- AIM OF THE EXERCISE
Look for "Taille" in each line of the entries, and return the matching lines.

Extracted data entries:
begin
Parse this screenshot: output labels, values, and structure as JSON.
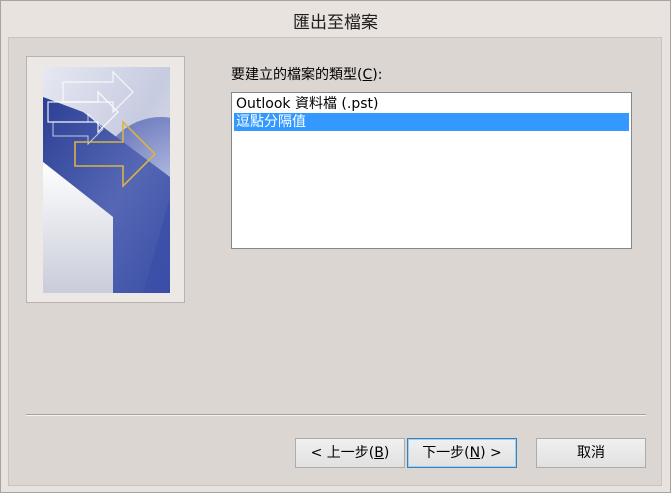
{
  "window": {
    "title": "匯出至檔案"
  },
  "prompt": {
    "text_before": "要建立的檔案的類型(",
    "accelerator": "C",
    "text_after": "):"
  },
  "file_types": [
    {
      "label": "Outlook 資料檔 (.pst)",
      "selected": false
    },
    {
      "label": "逗點分隔值",
      "selected": true
    }
  ],
  "buttons": {
    "back": {
      "before": "< 上一步(",
      "accel": "B",
      "after": ")"
    },
    "next": {
      "before": "下一步(",
      "accel": "N",
      "after": ") >"
    },
    "cancel": {
      "label": "取消"
    }
  },
  "colors": {
    "selection": "#3399ff",
    "dialog_background": "#dcd6d2",
    "title_background": "#e9e3df"
  },
  "icons": {
    "wizard_image": "export-arrows-illustration"
  }
}
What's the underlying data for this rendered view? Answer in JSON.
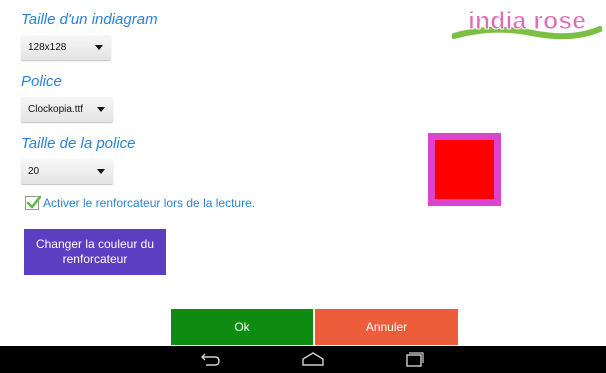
{
  "logo": {
    "text": "india rose"
  },
  "settings": {
    "indiagram_size": {
      "heading": "Taille d'un indiagram",
      "value": "128x128"
    },
    "font": {
      "heading": "Police",
      "value": "Clockopia.ttf"
    },
    "font_size": {
      "heading": "Taille de la police",
      "value": "20"
    },
    "reinforcer_checkbox": {
      "label": "Activer le renforcateur lors de la lecture.",
      "checked": true
    },
    "change_color_button": {
      "label": "Changer la couleur du renforcateur"
    }
  },
  "preview": {
    "border_color": "#dd44cc",
    "fill_color": "#ff0000"
  },
  "actions": {
    "ok": {
      "label": "Ok",
      "color": "#0e8c12"
    },
    "cancel": {
      "label": "Annuler",
      "color": "#ee5d3b"
    }
  },
  "navbar": {
    "icons": [
      "back-icon",
      "home-icon",
      "recent-apps-icon"
    ]
  }
}
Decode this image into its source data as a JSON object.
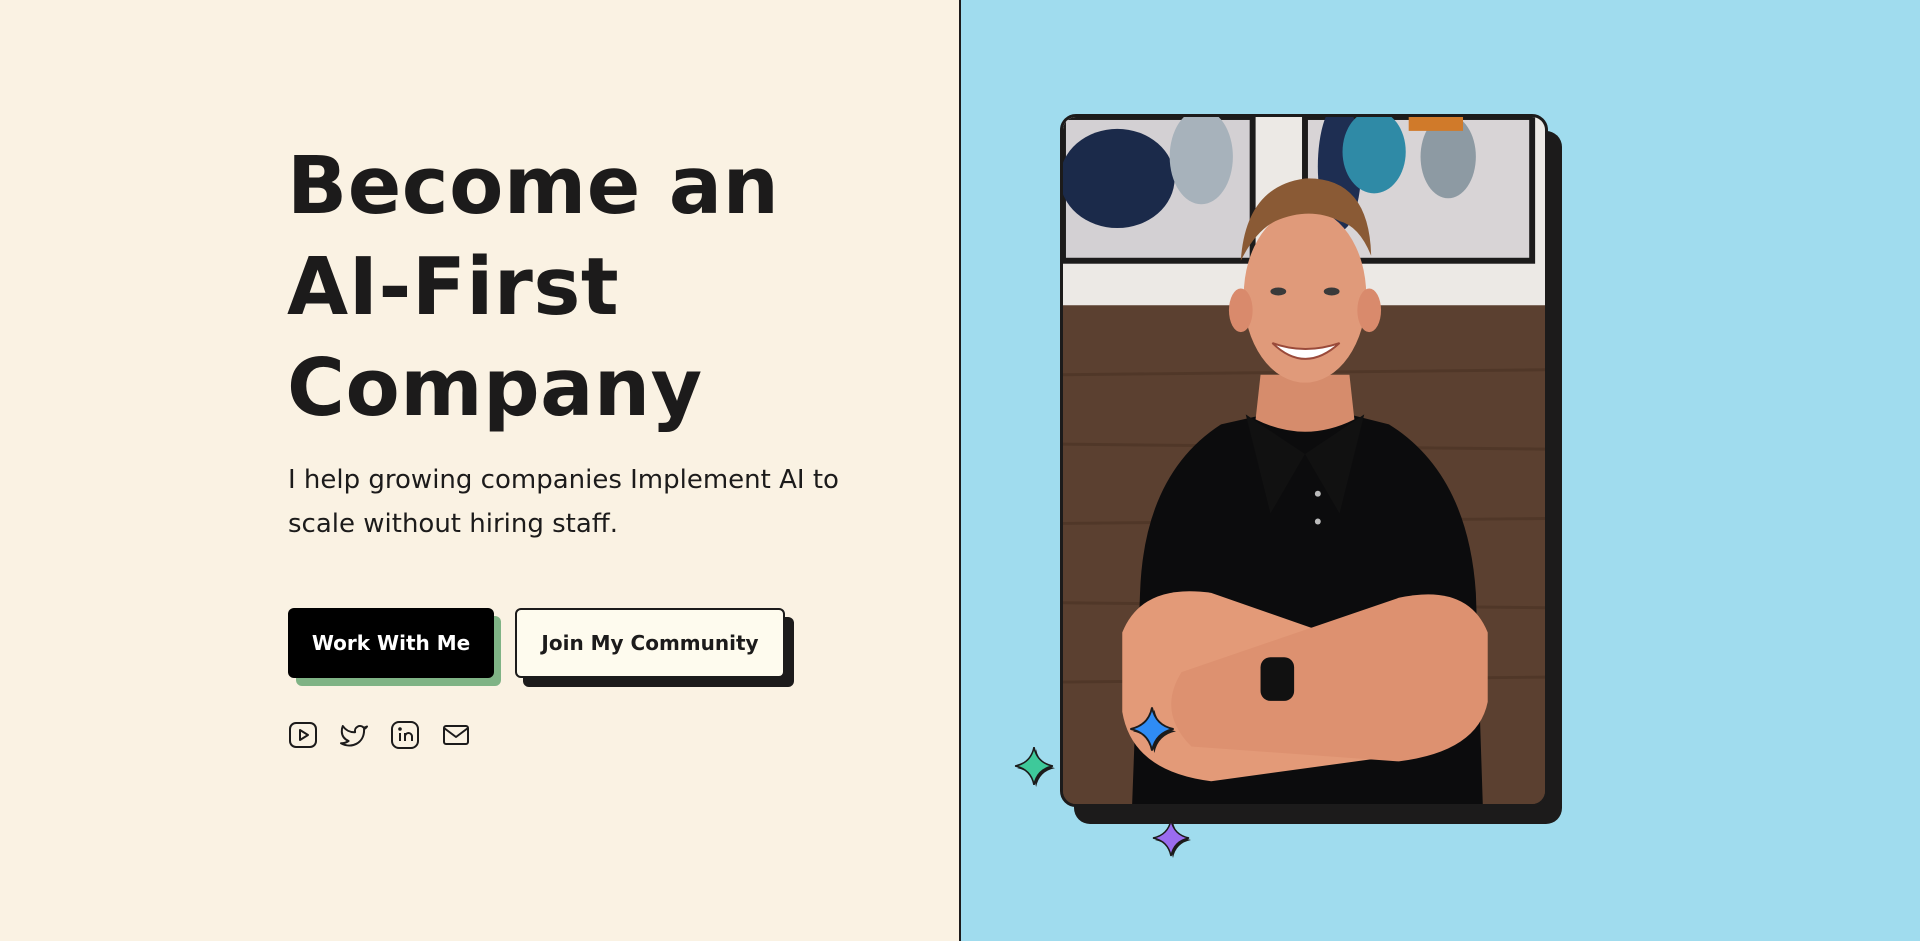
{
  "hero": {
    "title_lines": [
      "Become an",
      "AI-First",
      "Company"
    ],
    "subtitle": "I help growing companies Implement AI to scale without hiring staff."
  },
  "buttons": {
    "primary_label": "Work With Me",
    "secondary_label": "Join My Community"
  },
  "social_icons": [
    "youtube-icon",
    "twitter-icon",
    "linkedin-icon",
    "mail-icon"
  ],
  "photo": {
    "alt": "Portrait of a smiling man in a black polo shirt with arms crossed"
  },
  "decorations": [
    "sparkle-green-icon",
    "sparkle-blue-icon",
    "sparkle-purple-icon"
  ],
  "colors": {
    "left_bg": "#faf2e3",
    "right_bg": "#a0dcee",
    "text": "#1c1b1b",
    "primary_button": "#000000",
    "primary_button_shadow": "#7fb385",
    "secondary_button": "#fefbee",
    "sparkle_green": "#3ec99a",
    "sparkle_blue": "#2f8cf5",
    "sparkle_purple": "#9a6cf0"
  }
}
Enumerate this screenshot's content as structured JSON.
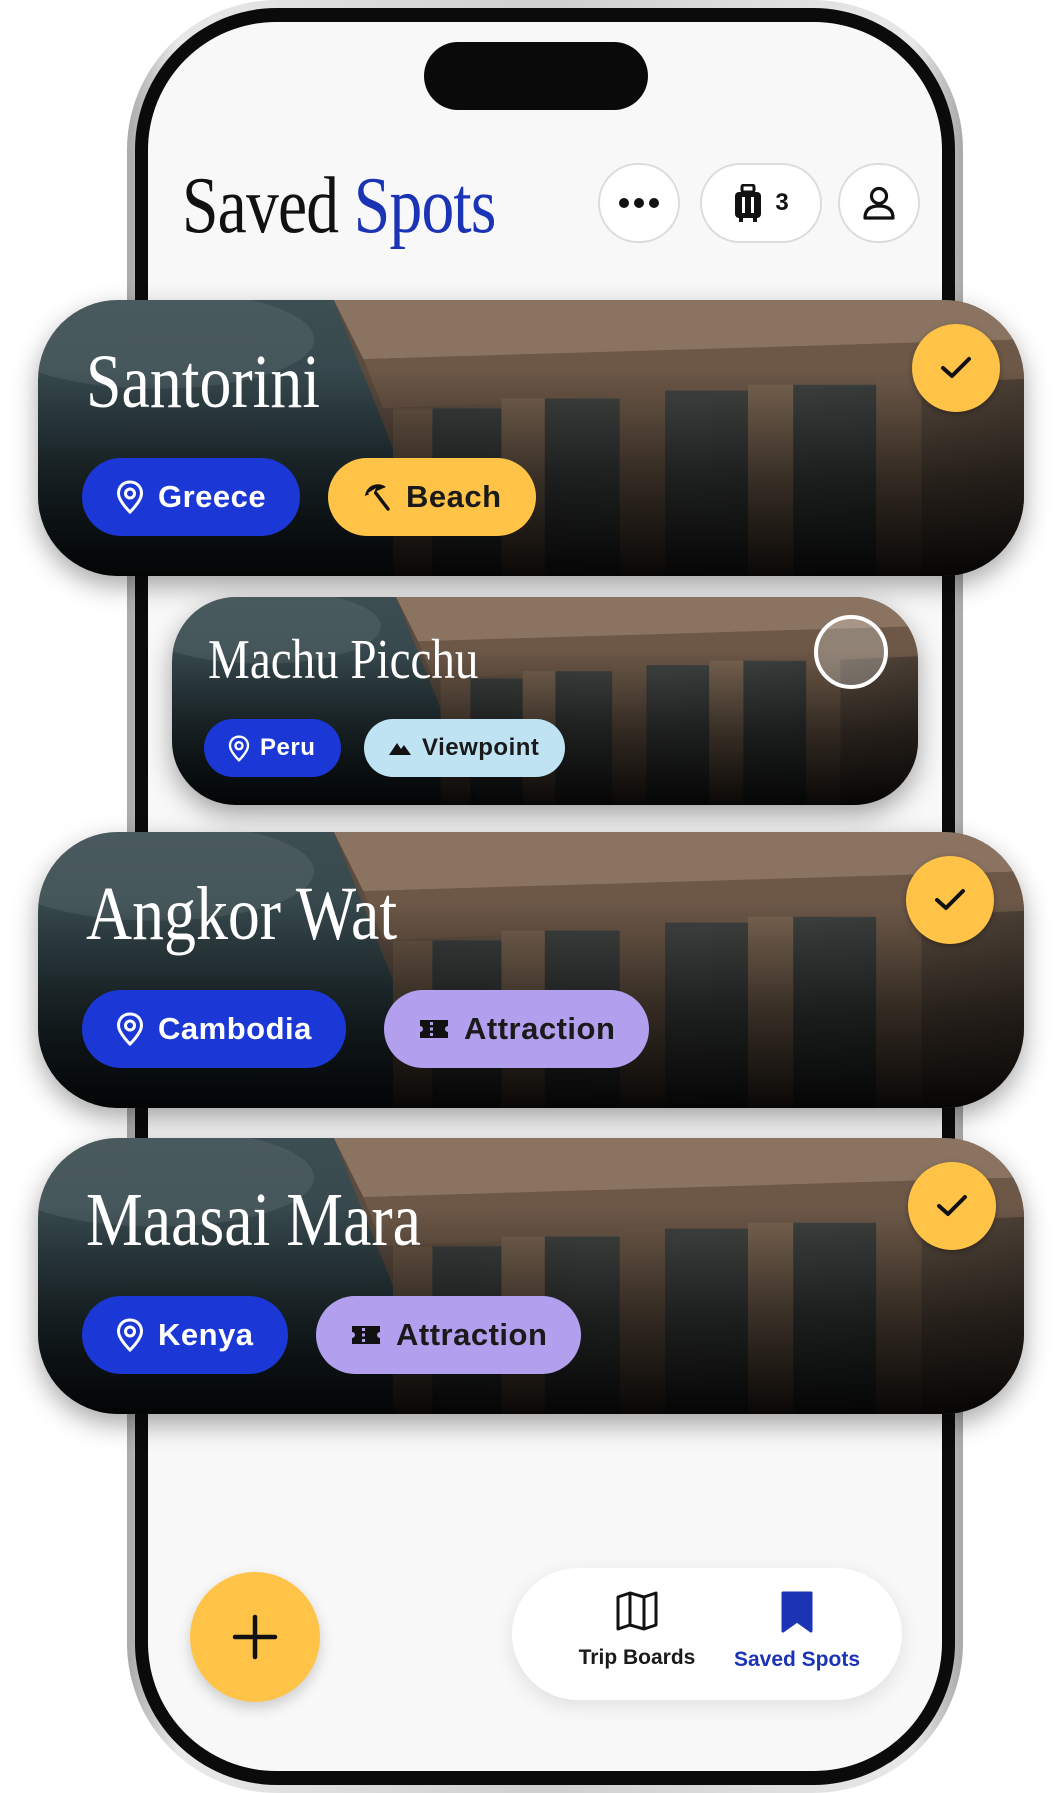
{
  "header": {
    "title_part1": "Saved",
    "title_part2": "Spots",
    "trip_count": "3"
  },
  "icons": {
    "more": "more-horizontal-icon",
    "luggage": "luggage-icon",
    "profile": "user-icon",
    "location": "map-pin-icon",
    "beach": "beach-umbrella-icon",
    "viewpoint": "mountain-icon",
    "attraction": "ticket-icon",
    "check": "check-icon",
    "add": "plus-icon",
    "trip_boards": "map-icon",
    "saved_spots": "bookmark-icon"
  },
  "spots": [
    {
      "name": "Santorini",
      "country": "Greece",
      "category": "Beach",
      "selected": true
    },
    {
      "name": "Machu Picchu",
      "country": "Peru",
      "category": "Viewpoint",
      "selected": false
    },
    {
      "name": "Angkor Wat",
      "country": "Cambodia",
      "category": "Attraction",
      "selected": true
    },
    {
      "name": "Maasai Mara",
      "country": "Kenya",
      "category": "Attraction",
      "selected": true
    }
  ],
  "bottom_nav": {
    "items": [
      {
        "label": "Trip Boards",
        "active": false
      },
      {
        "label": "Saved Spots",
        "active": true
      }
    ]
  },
  "colors": {
    "accent_blue": "#1b34b5",
    "location_chip": "#1b38d6",
    "yellow": "#ffc447",
    "viewpoint_chip": "#c0e3f3",
    "attraction_chip": "#b2a0ef"
  }
}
end
- WRITTEN SOLUTION
      "heading": "Taille d'un indiagram",
      "heading": "Taille de la police",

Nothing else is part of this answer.